→ Your objective:
Print the records below exactly as they appear.

★ ★ ★ ★ ★

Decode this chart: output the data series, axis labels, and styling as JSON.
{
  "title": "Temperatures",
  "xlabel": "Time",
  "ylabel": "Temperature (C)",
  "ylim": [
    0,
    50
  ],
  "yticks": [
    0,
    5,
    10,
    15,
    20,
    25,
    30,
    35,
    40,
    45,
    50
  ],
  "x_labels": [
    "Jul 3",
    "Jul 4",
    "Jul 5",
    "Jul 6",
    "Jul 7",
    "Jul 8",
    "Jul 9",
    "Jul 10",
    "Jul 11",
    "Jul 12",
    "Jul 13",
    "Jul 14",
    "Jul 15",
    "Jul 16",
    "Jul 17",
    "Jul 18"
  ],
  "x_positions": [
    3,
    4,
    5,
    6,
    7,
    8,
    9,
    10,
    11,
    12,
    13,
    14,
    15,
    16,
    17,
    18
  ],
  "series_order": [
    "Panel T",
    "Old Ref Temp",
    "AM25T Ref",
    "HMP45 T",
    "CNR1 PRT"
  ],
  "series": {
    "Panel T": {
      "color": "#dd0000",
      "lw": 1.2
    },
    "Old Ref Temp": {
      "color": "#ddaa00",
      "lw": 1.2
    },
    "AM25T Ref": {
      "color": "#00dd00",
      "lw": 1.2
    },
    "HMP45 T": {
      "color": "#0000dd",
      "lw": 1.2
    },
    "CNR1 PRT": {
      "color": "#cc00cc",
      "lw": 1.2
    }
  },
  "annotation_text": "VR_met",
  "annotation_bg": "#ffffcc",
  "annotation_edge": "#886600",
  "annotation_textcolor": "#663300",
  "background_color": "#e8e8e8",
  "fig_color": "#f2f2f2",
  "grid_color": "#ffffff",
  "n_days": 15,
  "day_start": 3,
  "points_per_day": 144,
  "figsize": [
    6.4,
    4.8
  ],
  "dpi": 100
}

★ ★ ★ ★ ★

→ Exercise answer:
Decode this chart: output the data series, axis labels, and styling as JSON.
{
  "title": "Temperatures",
  "xlabel": "Time",
  "ylabel": "Temperature (C)",
  "ylim": [
    0,
    50
  ],
  "yticks": [
    0,
    5,
    10,
    15,
    20,
    25,
    30,
    35,
    40,
    45,
    50
  ],
  "x_labels": [
    "Jul 3",
    "Jul 4",
    "Jul 5",
    "Jul 6",
    "Jul 7",
    "Jul 8",
    "Jul 9",
    "Jul 10",
    "Jul 11",
    "Jul 12",
    "Jul 13",
    "Jul 14",
    "Jul 15",
    "Jul 16",
    "Jul 17",
    "Jul 18"
  ],
  "x_positions": [
    3,
    4,
    5,
    6,
    7,
    8,
    9,
    10,
    11,
    12,
    13,
    14,
    15,
    16,
    17,
    18
  ],
  "series_order": [
    "Panel T",
    "Old Ref Temp",
    "AM25T Ref",
    "HMP45 T",
    "CNR1 PRT"
  ],
  "series": {
    "Panel T": {
      "color": "#dd0000",
      "lw": 1.2
    },
    "Old Ref Temp": {
      "color": "#ddaa00",
      "lw": 1.2
    },
    "AM25T Ref": {
      "color": "#00dd00",
      "lw": 1.2
    },
    "HMP45 T": {
      "color": "#0000dd",
      "lw": 1.2
    },
    "CNR1 PRT": {
      "color": "#cc00cc",
      "lw": 1.2
    }
  },
  "annotation_text": "VR_met",
  "annotation_bg": "#ffffcc",
  "annotation_edge": "#886600",
  "annotation_textcolor": "#663300",
  "background_color": "#e8e8e8",
  "fig_color": "#f2f2f2",
  "grid_color": "#ffffff",
  "n_days": 15,
  "day_start": 3,
  "points_per_day": 144,
  "figsize": [
    6.4,
    4.8
  ],
  "dpi": 100
}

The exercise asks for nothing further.